**Goal of the exercise**
Search the entries for the word "premier" and pull out each line that has it.

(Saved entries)
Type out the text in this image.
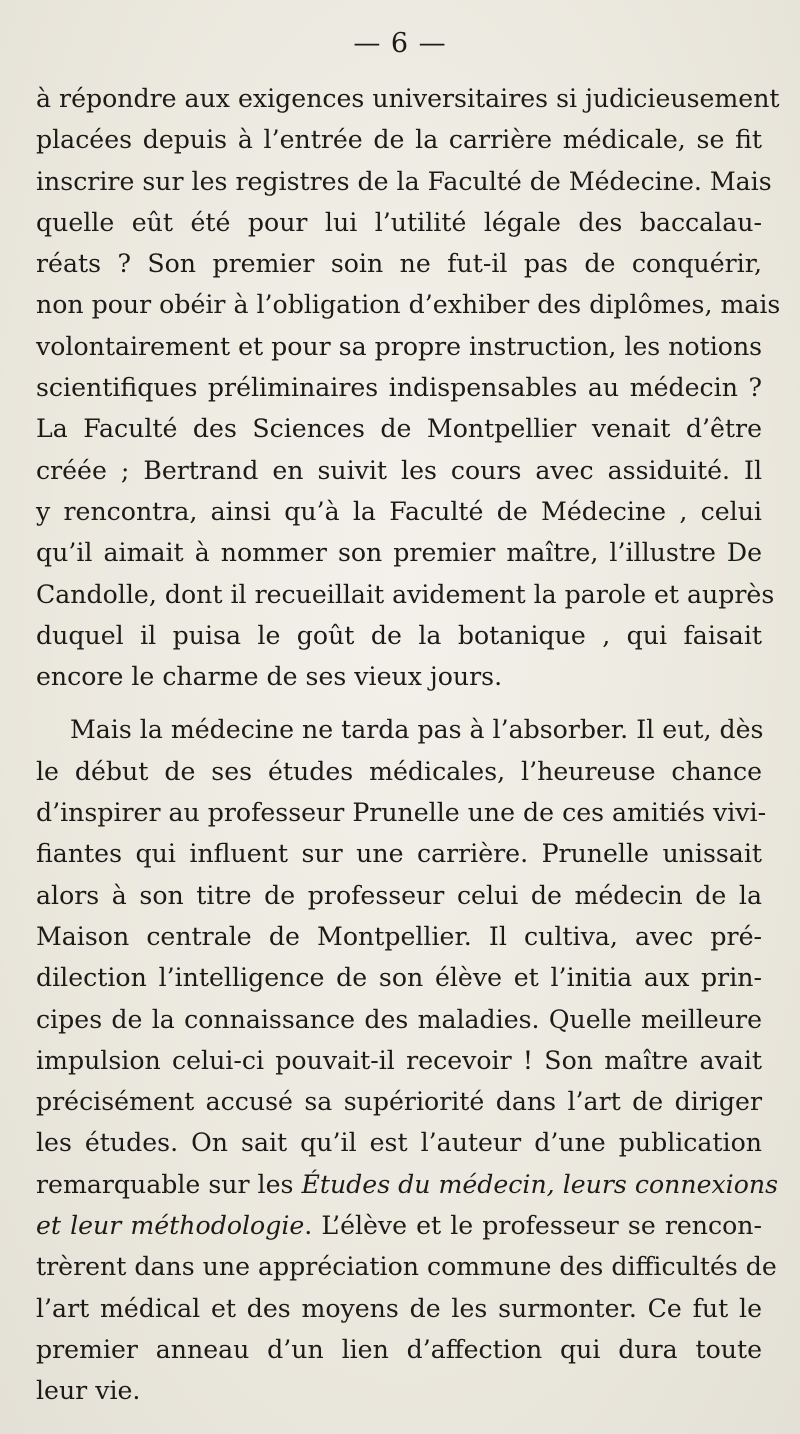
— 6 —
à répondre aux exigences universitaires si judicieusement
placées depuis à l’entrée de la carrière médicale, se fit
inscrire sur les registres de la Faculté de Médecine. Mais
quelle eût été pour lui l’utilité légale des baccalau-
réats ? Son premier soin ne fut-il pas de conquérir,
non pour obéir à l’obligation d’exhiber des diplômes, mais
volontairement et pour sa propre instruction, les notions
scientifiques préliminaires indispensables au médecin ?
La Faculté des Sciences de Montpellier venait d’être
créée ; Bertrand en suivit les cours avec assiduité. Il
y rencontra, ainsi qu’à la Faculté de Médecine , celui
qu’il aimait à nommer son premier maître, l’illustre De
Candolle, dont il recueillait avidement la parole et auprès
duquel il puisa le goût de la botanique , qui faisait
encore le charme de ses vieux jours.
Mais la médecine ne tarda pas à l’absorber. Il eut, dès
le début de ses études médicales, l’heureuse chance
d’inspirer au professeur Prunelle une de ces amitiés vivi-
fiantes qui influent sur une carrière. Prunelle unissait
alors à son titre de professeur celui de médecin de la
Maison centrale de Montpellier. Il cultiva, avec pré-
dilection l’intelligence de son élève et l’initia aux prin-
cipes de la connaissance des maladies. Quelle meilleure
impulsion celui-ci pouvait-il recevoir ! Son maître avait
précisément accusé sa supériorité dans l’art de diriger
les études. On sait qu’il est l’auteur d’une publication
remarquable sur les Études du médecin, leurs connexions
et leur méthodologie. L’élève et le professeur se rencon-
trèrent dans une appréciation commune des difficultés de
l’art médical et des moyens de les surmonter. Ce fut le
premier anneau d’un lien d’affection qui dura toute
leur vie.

**Task output**
réats ? Son premier soin ne fut-il pas de conquérir,
qu’il aimait à nommer son premier maître, l’illustre De
premier anneau d’un lien d’affection qui dura toute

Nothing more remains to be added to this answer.